(Part of a data file)
+++
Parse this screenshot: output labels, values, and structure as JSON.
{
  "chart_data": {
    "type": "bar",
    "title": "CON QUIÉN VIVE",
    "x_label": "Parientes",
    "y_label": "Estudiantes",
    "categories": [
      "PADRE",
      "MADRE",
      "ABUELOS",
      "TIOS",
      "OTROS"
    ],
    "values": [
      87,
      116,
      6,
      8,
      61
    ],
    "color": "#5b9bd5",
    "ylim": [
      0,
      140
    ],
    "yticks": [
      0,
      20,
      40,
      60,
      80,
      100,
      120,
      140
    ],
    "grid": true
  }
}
+++
**PROBLEM:** Extract all the material, leaving every line as it is.

**PROBLEM SOLUTION:**
Parse this screenshot: output labels, values, and structure as JSON.
{
  "chart_data": {
    "type": "bar",
    "title": "CON QUIÉN VIVE",
    "x_label": "Parientes",
    "y_label": "Estudiantes",
    "categories": [
      "PADRE",
      "MADRE",
      "ABUELOS",
      "TIOS",
      "OTROS"
    ],
    "values": [
      87,
      116,
      6,
      8,
      61
    ],
    "color": "#5b9bd5",
    "ylim": [
      0,
      140
    ],
    "yticks": [
      0,
      20,
      40,
      60,
      80,
      100,
      120,
      140
    ],
    "grid": true
  }
}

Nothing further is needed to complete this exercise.